Transcribe the records below exactly as they appear.

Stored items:
******
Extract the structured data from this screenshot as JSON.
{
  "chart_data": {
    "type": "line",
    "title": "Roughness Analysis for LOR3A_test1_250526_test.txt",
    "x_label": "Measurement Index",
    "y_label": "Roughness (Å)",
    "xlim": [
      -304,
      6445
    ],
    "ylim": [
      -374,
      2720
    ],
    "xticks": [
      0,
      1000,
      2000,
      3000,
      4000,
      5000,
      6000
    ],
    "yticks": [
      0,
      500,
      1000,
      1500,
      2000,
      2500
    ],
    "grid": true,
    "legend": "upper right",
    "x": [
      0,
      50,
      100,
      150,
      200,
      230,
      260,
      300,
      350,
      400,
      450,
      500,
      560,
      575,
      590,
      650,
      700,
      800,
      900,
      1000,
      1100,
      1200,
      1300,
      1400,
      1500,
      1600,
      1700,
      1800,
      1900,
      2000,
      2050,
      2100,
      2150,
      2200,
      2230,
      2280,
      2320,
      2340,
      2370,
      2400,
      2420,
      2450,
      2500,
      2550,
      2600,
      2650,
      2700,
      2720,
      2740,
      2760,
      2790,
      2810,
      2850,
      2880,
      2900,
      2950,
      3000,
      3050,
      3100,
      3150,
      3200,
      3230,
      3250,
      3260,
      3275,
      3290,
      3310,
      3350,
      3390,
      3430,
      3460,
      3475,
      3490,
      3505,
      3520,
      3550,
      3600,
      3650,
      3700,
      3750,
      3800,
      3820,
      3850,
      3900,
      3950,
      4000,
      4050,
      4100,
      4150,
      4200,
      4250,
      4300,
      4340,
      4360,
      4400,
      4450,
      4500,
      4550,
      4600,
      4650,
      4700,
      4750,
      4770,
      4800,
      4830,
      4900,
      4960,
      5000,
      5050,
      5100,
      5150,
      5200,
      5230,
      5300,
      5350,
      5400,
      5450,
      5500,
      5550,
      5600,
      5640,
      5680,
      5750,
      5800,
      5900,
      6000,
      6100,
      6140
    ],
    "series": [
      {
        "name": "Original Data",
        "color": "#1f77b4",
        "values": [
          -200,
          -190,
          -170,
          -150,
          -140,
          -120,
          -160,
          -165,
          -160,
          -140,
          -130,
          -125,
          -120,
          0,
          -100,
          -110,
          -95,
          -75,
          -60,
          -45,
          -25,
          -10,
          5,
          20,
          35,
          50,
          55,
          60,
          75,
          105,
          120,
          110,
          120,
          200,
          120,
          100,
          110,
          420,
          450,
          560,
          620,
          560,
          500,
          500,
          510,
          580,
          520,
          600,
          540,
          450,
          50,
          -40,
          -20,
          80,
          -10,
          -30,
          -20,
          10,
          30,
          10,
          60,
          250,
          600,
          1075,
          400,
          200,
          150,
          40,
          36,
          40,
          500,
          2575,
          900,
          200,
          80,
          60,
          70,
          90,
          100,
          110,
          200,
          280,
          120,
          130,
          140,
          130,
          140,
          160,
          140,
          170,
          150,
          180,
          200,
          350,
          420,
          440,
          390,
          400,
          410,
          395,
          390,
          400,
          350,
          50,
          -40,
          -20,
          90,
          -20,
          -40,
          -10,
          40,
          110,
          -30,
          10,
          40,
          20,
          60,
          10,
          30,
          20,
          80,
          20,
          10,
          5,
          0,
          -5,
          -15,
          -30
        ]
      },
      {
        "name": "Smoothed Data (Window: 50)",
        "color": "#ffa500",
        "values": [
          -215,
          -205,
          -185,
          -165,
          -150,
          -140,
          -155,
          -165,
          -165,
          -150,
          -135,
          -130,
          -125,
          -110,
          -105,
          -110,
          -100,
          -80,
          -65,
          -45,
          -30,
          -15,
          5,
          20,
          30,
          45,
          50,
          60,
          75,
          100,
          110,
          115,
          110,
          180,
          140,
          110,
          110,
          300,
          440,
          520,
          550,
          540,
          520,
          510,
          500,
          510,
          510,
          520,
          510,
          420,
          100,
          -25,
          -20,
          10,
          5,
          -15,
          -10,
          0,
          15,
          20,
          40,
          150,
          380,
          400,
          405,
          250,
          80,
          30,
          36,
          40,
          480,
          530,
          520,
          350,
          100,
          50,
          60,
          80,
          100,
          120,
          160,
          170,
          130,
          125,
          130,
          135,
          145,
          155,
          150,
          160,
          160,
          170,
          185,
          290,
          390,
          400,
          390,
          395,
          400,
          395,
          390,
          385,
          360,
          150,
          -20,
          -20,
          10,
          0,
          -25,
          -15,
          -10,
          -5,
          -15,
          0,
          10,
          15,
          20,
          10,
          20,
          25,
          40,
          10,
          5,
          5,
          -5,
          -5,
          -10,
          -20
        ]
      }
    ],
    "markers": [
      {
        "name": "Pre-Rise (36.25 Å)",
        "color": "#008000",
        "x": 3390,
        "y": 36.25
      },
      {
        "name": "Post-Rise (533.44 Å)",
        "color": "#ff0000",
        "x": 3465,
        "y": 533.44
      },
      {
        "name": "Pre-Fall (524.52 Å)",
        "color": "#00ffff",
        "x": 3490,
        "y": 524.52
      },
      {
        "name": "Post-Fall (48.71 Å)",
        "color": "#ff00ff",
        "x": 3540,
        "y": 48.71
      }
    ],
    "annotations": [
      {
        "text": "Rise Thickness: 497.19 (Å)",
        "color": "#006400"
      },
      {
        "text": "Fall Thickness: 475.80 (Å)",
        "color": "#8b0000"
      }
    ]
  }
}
******
### [PROBLEM SOLUTION]
Extract the structured data from this screenshot as JSON.
{
  "chart_data": {
    "type": "line",
    "title": "Roughness Analysis for LOR3A_test1_250526_test.txt",
    "x_label": "Measurement Index",
    "y_label": "Roughness (Å)",
    "xlim": [
      -304,
      6445
    ],
    "ylim": [
      -374,
      2720
    ],
    "xticks": [
      0,
      1000,
      2000,
      3000,
      4000,
      5000,
      6000
    ],
    "yticks": [
      0,
      500,
      1000,
      1500,
      2000,
      2500
    ],
    "grid": true,
    "legend": "upper right",
    "x": [
      0,
      50,
      100,
      150,
      200,
      230,
      260,
      300,
      350,
      400,
      450,
      500,
      560,
      575,
      590,
      650,
      700,
      800,
      900,
      1000,
      1100,
      1200,
      1300,
      1400,
      1500,
      1600,
      1700,
      1800,
      1900,
      2000,
      2050,
      2100,
      2150,
      2200,
      2230,
      2280,
      2320,
      2340,
      2370,
      2400,
      2420,
      2450,
      2500,
      2550,
      2600,
      2650,
      2700,
      2720,
      2740,
      2760,
      2790,
      2810,
      2850,
      2880,
      2900,
      2950,
      3000,
      3050,
      3100,
      3150,
      3200,
      3230,
      3250,
      3260,
      3275,
      3290,
      3310,
      3350,
      3390,
      3430,
      3460,
      3475,
      3490,
      3505,
      3520,
      3550,
      3600,
      3650,
      3700,
      3750,
      3800,
      3820,
      3850,
      3900,
      3950,
      4000,
      4050,
      4100,
      4150,
      4200,
      4250,
      4300,
      4340,
      4360,
      4400,
      4450,
      4500,
      4550,
      4600,
      4650,
      4700,
      4750,
      4770,
      4800,
      4830,
      4900,
      4960,
      5000,
      5050,
      5100,
      5150,
      5200,
      5230,
      5300,
      5350,
      5400,
      5450,
      5500,
      5550,
      5600,
      5640,
      5680,
      5750,
      5800,
      5900,
      6000,
      6100,
      6140
    ],
    "series": [
      {
        "name": "Original Data",
        "color": "#1f77b4",
        "values": [
          -200,
          -190,
          -170,
          -150,
          -140,
          -120,
          -160,
          -165,
          -160,
          -140,
          -130,
          -125,
          -120,
          0,
          -100,
          -110,
          -95,
          -75,
          -60,
          -45,
          -25,
          -10,
          5,
          20,
          35,
          50,
          55,
          60,
          75,
          105,
          120,
          110,
          120,
          200,
          120,
          100,
          110,
          420,
          450,
          560,
          620,
          560,
          500,
          500,
          510,
          580,
          520,
          600,
          540,
          450,
          50,
          -40,
          -20,
          80,
          -10,
          -30,
          -20,
          10,
          30,
          10,
          60,
          250,
          600,
          1075,
          400,
          200,
          150,
          40,
          36,
          40,
          500,
          2575,
          900,
          200,
          80,
          60,
          70,
          90,
          100,
          110,
          200,
          280,
          120,
          130,
          140,
          130,
          140,
          160,
          140,
          170,
          150,
          180,
          200,
          350,
          420,
          440,
          390,
          400,
          410,
          395,
          390,
          400,
          350,
          50,
          -40,
          -20,
          90,
          -20,
          -40,
          -10,
          40,
          110,
          -30,
          10,
          40,
          20,
          60,
          10,
          30,
          20,
          80,
          20,
          10,
          5,
          0,
          -5,
          -15,
          -30
        ]
      },
      {
        "name": "Smoothed Data (Window: 50)",
        "color": "#ffa500",
        "values": [
          -215,
          -205,
          -185,
          -165,
          -150,
          -140,
          -155,
          -165,
          -165,
          -150,
          -135,
          -130,
          -125,
          -110,
          -105,
          -110,
          -100,
          -80,
          -65,
          -45,
          -30,
          -15,
          5,
          20,
          30,
          45,
          50,
          60,
          75,
          100,
          110,
          115,
          110,
          180,
          140,
          110,
          110,
          300,
          440,
          520,
          550,
          540,
          520,
          510,
          500,
          510,
          510,
          520,
          510,
          420,
          100,
          -25,
          -20,
          10,
          5,
          -15,
          -10,
          0,
          15,
          20,
          40,
          150,
          380,
          400,
          405,
          250,
          80,
          30,
          36,
          40,
          480,
          530,
          520,
          350,
          100,
          50,
          60,
          80,
          100,
          120,
          160,
          170,
          130,
          125,
          130,
          135,
          145,
          155,
          150,
          160,
          160,
          170,
          185,
          290,
          390,
          400,
          390,
          395,
          400,
          395,
          390,
          385,
          360,
          150,
          -20,
          -20,
          10,
          0,
          -25,
          -15,
          -10,
          -5,
          -15,
          0,
          10,
          15,
          20,
          10,
          20,
          25,
          40,
          10,
          5,
          5,
          -5,
          -5,
          -10,
          -20
        ]
      }
    ],
    "markers": [
      {
        "name": "Pre-Rise (36.25 Å)",
        "color": "#008000",
        "x": 3390,
        "y": 36.25
      },
      {
        "name": "Post-Rise (533.44 Å)",
        "color": "#ff0000",
        "x": 3465,
        "y": 533.44
      },
      {
        "name": "Pre-Fall (524.52 Å)",
        "color": "#00ffff",
        "x": 3490,
        "y": 524.52
      },
      {
        "name": "Post-Fall (48.71 Å)",
        "color": "#ff00ff",
        "x": 3540,
        "y": 48.71
      }
    ],
    "annotations": [
      {
        "text": "Rise Thickness: 497.19 (Å)",
        "color": "#006400"
      },
      {
        "text": "Fall Thickness: 475.80 (Å)",
        "color": "#8b0000"
      }
    ]
  }
}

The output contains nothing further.